◆ **REQUIRED WORK**: Using the data below, repeat all of it precisely.

◆ **DATA LISTING**:
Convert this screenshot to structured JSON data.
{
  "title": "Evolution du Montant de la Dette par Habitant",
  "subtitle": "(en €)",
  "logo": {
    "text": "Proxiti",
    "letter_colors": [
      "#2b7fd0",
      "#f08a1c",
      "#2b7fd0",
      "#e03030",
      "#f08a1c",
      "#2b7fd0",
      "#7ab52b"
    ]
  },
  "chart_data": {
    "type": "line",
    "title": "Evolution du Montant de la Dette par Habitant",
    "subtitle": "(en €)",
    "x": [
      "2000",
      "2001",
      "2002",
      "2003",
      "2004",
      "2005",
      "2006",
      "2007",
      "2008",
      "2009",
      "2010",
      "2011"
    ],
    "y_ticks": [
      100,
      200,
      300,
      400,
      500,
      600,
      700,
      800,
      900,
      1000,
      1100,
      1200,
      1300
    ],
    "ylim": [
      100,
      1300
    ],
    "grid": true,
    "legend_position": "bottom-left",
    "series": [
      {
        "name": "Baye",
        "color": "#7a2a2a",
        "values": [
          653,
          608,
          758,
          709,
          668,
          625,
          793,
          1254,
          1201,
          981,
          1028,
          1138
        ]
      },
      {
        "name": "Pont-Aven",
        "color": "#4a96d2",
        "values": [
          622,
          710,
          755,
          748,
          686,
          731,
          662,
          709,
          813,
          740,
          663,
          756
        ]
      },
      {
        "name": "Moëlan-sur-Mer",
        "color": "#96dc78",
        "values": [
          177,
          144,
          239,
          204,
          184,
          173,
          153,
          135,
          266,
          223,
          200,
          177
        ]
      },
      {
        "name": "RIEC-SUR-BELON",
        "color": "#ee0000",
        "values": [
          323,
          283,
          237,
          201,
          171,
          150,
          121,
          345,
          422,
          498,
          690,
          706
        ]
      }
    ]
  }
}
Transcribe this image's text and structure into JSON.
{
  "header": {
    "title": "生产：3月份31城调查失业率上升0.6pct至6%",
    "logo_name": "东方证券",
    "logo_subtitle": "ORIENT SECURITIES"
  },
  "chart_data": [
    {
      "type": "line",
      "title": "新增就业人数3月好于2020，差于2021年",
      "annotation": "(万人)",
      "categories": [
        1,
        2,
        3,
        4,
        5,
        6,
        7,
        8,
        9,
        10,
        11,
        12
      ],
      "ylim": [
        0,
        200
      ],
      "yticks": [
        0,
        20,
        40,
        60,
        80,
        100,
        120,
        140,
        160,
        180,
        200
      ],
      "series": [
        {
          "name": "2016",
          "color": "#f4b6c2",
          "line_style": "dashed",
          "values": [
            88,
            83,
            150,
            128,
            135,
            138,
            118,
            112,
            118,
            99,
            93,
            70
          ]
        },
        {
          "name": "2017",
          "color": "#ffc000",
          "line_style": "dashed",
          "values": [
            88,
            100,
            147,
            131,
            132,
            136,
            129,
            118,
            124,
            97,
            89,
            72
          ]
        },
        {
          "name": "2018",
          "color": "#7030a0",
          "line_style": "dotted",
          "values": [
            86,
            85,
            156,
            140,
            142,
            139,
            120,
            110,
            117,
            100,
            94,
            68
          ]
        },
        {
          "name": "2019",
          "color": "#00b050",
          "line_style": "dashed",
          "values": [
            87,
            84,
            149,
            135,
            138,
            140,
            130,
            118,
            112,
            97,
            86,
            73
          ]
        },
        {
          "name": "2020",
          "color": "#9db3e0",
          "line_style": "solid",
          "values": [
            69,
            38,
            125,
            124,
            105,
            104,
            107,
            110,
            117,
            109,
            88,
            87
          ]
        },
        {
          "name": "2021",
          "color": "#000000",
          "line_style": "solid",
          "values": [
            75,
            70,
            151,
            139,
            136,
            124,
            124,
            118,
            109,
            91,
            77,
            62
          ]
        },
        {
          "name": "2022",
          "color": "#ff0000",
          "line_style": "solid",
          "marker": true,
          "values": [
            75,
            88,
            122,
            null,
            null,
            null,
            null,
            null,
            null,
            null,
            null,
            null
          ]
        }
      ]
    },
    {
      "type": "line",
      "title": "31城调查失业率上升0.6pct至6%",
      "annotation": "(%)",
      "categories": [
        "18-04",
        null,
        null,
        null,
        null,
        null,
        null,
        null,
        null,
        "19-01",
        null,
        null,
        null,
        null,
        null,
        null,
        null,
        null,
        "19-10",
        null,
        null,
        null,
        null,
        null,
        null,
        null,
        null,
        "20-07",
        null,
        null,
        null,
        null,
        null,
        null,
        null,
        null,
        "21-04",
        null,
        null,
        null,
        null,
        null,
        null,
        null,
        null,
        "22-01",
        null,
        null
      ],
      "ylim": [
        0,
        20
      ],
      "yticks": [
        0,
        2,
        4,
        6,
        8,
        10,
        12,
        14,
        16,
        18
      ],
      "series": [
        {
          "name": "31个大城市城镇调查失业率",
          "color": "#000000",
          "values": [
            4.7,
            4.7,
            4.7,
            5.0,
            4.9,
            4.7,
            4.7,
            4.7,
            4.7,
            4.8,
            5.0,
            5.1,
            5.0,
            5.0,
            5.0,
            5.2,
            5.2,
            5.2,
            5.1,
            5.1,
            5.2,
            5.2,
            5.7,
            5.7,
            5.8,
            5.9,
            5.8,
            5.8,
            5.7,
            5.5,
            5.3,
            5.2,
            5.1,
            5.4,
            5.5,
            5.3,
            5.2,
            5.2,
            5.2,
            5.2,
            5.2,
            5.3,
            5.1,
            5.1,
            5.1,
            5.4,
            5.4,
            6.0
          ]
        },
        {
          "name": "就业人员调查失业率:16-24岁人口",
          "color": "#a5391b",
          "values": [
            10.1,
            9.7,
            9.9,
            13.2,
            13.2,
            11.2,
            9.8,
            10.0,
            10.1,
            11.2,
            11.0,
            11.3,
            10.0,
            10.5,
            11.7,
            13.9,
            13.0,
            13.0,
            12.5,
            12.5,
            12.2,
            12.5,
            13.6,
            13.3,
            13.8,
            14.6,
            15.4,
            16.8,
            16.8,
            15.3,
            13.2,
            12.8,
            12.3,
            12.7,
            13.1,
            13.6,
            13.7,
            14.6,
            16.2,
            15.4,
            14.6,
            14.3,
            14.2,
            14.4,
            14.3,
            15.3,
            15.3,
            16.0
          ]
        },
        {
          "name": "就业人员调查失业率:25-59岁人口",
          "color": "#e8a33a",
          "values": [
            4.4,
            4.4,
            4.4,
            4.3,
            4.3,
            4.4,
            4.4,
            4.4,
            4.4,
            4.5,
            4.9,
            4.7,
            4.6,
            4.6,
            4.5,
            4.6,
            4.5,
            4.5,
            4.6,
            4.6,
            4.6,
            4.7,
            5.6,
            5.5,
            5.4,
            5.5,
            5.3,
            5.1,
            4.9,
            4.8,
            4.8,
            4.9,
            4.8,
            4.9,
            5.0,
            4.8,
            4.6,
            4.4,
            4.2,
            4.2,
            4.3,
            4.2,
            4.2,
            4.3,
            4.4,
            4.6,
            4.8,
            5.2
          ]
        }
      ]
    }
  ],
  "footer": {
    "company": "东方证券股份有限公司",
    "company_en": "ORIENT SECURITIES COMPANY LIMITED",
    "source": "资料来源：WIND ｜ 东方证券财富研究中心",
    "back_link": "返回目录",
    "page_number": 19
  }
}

◆ **RESPONSE TO THIS EXERCISE**:
Convert this screenshot to structured JSON data.
{
  "title": "Evolution du Montant de la Dette par Habitant",
  "subtitle": "(en €)",
  "logo": {
    "text": "Proxiti",
    "letter_colors": [
      "#2b7fd0",
      "#f08a1c",
      "#2b7fd0",
      "#e03030",
      "#f08a1c",
      "#2b7fd0",
      "#7ab52b"
    ]
  },
  "chart_data": {
    "type": "line",
    "title": "Evolution du Montant de la Dette par Habitant",
    "subtitle": "(en €)",
    "x": [
      "2000",
      "2001",
      "2002",
      "2003",
      "2004",
      "2005",
      "2006",
      "2007",
      "2008",
      "2009",
      "2010",
      "2011"
    ],
    "y_ticks": [
      100,
      200,
      300,
      400,
      500,
      600,
      700,
      800,
      900,
      1000,
      1100,
      1200,
      1300
    ],
    "ylim": [
      100,
      1300
    ],
    "grid": true,
    "legend_position": "bottom-left",
    "series": [
      {
        "name": "Baye",
        "color": "#7a2a2a",
        "values": [
          653,
          608,
          758,
          709,
          668,
          625,
          793,
          1254,
          1201,
          981,
          1028,
          1138
        ]
      },
      {
        "name": "Pont-Aven",
        "color": "#4a96d2",
        "values": [
          622,
          710,
          755,
          748,
          686,
          731,
          662,
          709,
          813,
          740,
          663,
          756
        ]
      },
      {
        "name": "Moëlan-sur-Mer",
        "color": "#96dc78",
        "values": [
          177,
          144,
          239,
          204,
          184,
          173,
          153,
          135,
          266,
          223,
          200,
          177
        ]
      },
      {
        "name": "RIEC-SUR-BELON",
        "color": "#ee0000",
        "values": [
          323,
          283,
          237,
          201,
          171,
          150,
          121,
          345,
          422,
          498,
          690,
          706
        ]
      }
    ]
  }
}
Transcribe this image's text and structure into JSON.
{
  "header": {
    "title": "生产：3月份31城调查失业率上升0.6pct至6%",
    "logo_name": "东方证券",
    "logo_subtitle": "ORIENT SECURITIES"
  },
  "chart_data": [
    {
      "type": "line",
      "title": "新增就业人数3月好于2020，差于2021年",
      "annotation": "(万人)",
      "categories": [
        1,
        2,
        3,
        4,
        5,
        6,
        7,
        8,
        9,
        10,
        11,
        12
      ],
      "ylim": [
        0,
        200
      ],
      "yticks": [
        0,
        20,
        40,
        60,
        80,
        100,
        120,
        140,
        160,
        180,
        200
      ],
      "series": [
        {
          "name": "2016",
          "color": "#f4b6c2",
          "line_style": "dashed",
          "values": [
            88,
            83,
            150,
            128,
            135,
            138,
            118,
            112,
            118,
            99,
            93,
            70
          ]
        },
        {
          "name": "2017",
          "color": "#ffc000",
          "line_style": "dashed",
          "values": [
            88,
            100,
            147,
            131,
            132,
            136,
            129,
            118,
            124,
            97,
            89,
            72
          ]
        },
        {
          "name": "2018",
          "color": "#7030a0",
          "line_style": "dotted",
          "values": [
            86,
            85,
            156,
            140,
            142,
            139,
            120,
            110,
            117,
            100,
            94,
            68
          ]
        },
        {
          "name": "2019",
          "color": "#00b050",
          "line_style": "dashed",
          "values": [
            87,
            84,
            149,
            135,
            138,
            140,
            130,
            118,
            112,
            97,
            86,
            73
          ]
        },
        {
          "name": "2020",
          "color": "#9db3e0",
          "line_style": "solid",
          "values": [
            69,
            38,
            125,
            124,
            105,
            104,
            107,
            110,
            117,
            109,
            88,
            87
          ]
        },
        {
          "name": "2021",
          "color": "#000000",
          "line_style": "solid",
          "values": [
            75,
            70,
            151,
            139,
            136,
            124,
            124,
            118,
            109,
            91,
            77,
            62
          ]
        },
        {
          "name": "2022",
          "color": "#ff0000",
          "line_style": "solid",
          "marker": true,
          "values": [
            75,
            88,
            122,
            null,
            null,
            null,
            null,
            null,
            null,
            null,
            null,
            null
          ]
        }
      ]
    },
    {
      "type": "line",
      "title": "31城调查失业率上升0.6pct至6%",
      "annotation": "(%)",
      "categories": [
        "18-04",
        null,
        null,
        null,
        null,
        null,
        null,
        null,
        null,
        "19-01",
        null,
        null,
        null,
        null,
        null,
        null,
        null,
        null,
        "19-10",
        null,
        null,
        null,
        null,
        null,
        null,
        null,
        null,
        "20-07",
        null,
        null,
        null,
        null,
        null,
        null,
        null,
        null,
        "21-04",
        null,
        null,
        null,
        null,
        null,
        null,
        null,
        null,
        "22-01",
        null,
        null
      ],
      "ylim": [
        0,
        20
      ],
      "yticks": [
        0,
        2,
        4,
        6,
        8,
        10,
        12,
        14,
        16,
        18
      ],
      "series": [
        {
          "name": "31个大城市城镇调查失业率",
          "color": "#000000",
          "values": [
            4.7,
            4.7,
            4.7,
            5.0,
            4.9,
            4.7,
            4.7,
            4.7,
            4.7,
            4.8,
            5.0,
            5.1,
            5.0,
            5.0,
            5.0,
            5.2,
            5.2,
            5.2,
            5.1,
            5.1,
            5.2,
            5.2,
            5.7,
            5.7,
            5.8,
            5.9,
            5.8,
            5.8,
            5.7,
            5.5,
            5.3,
            5.2,
            5.1,
            5.4,
            5.5,
            5.3,
            5.2,
            5.2,
            5.2,
            5.2,
            5.2,
            5.3,
            5.1,
            5.1,
            5.1,
            5.4,
            5.4,
            6.0
          ]
        },
        {
          "name": "就业人员调查失业率:16-24岁人口",
          "color": "#a5391b",
          "values": [
            10.1,
            9.7,
            9.9,
            13.2,
            13.2,
            11.2,
            9.8,
            10.0,
            10.1,
            11.2,
            11.0,
            11.3,
            10.0,
            10.5,
            11.7,
            13.9,
            13.0,
            13.0,
            12.5,
            12.5,
            12.2,
            12.5,
            13.6,
            13.3,
            13.8,
            14.6,
            15.4,
            16.8,
            16.8,
            15.3,
            13.2,
            12.8,
            12.3,
            12.7,
            13.1,
            13.6,
            13.7,
            14.6,
            16.2,
            15.4,
            14.6,
            14.3,
            14.2,
            14.4,
            14.3,
            15.3,
            15.3,
            16.0
          ]
        },
        {
          "name": "就业人员调查失业率:25-59岁人口",
          "color": "#e8a33a",
          "values": [
            4.4,
            4.4,
            4.4,
            4.3,
            4.3,
            4.4,
            4.4,
            4.4,
            4.4,
            4.5,
            4.9,
            4.7,
            4.6,
            4.6,
            4.5,
            4.6,
            4.5,
            4.5,
            4.6,
            4.6,
            4.6,
            4.7,
            5.6,
            5.5,
            5.4,
            5.5,
            5.3,
            5.1,
            4.9,
            4.8,
            4.8,
            4.9,
            4.8,
            4.9,
            5.0,
            4.8,
            4.6,
            4.4,
            4.2,
            4.2,
            4.3,
            4.2,
            4.2,
            4.3,
            4.4,
            4.6,
            4.8,
            5.2
          ]
        }
      ]
    }
  ],
  "footer": {
    "company": "东方证券股份有限公司",
    "company_en": "ORIENT SECURITIES COMPANY LIMITED",
    "source": "资料来源：WIND ｜ 东方证券财富研究中心",
    "back_link": "返回目录",
    "page_number": 19
  }
}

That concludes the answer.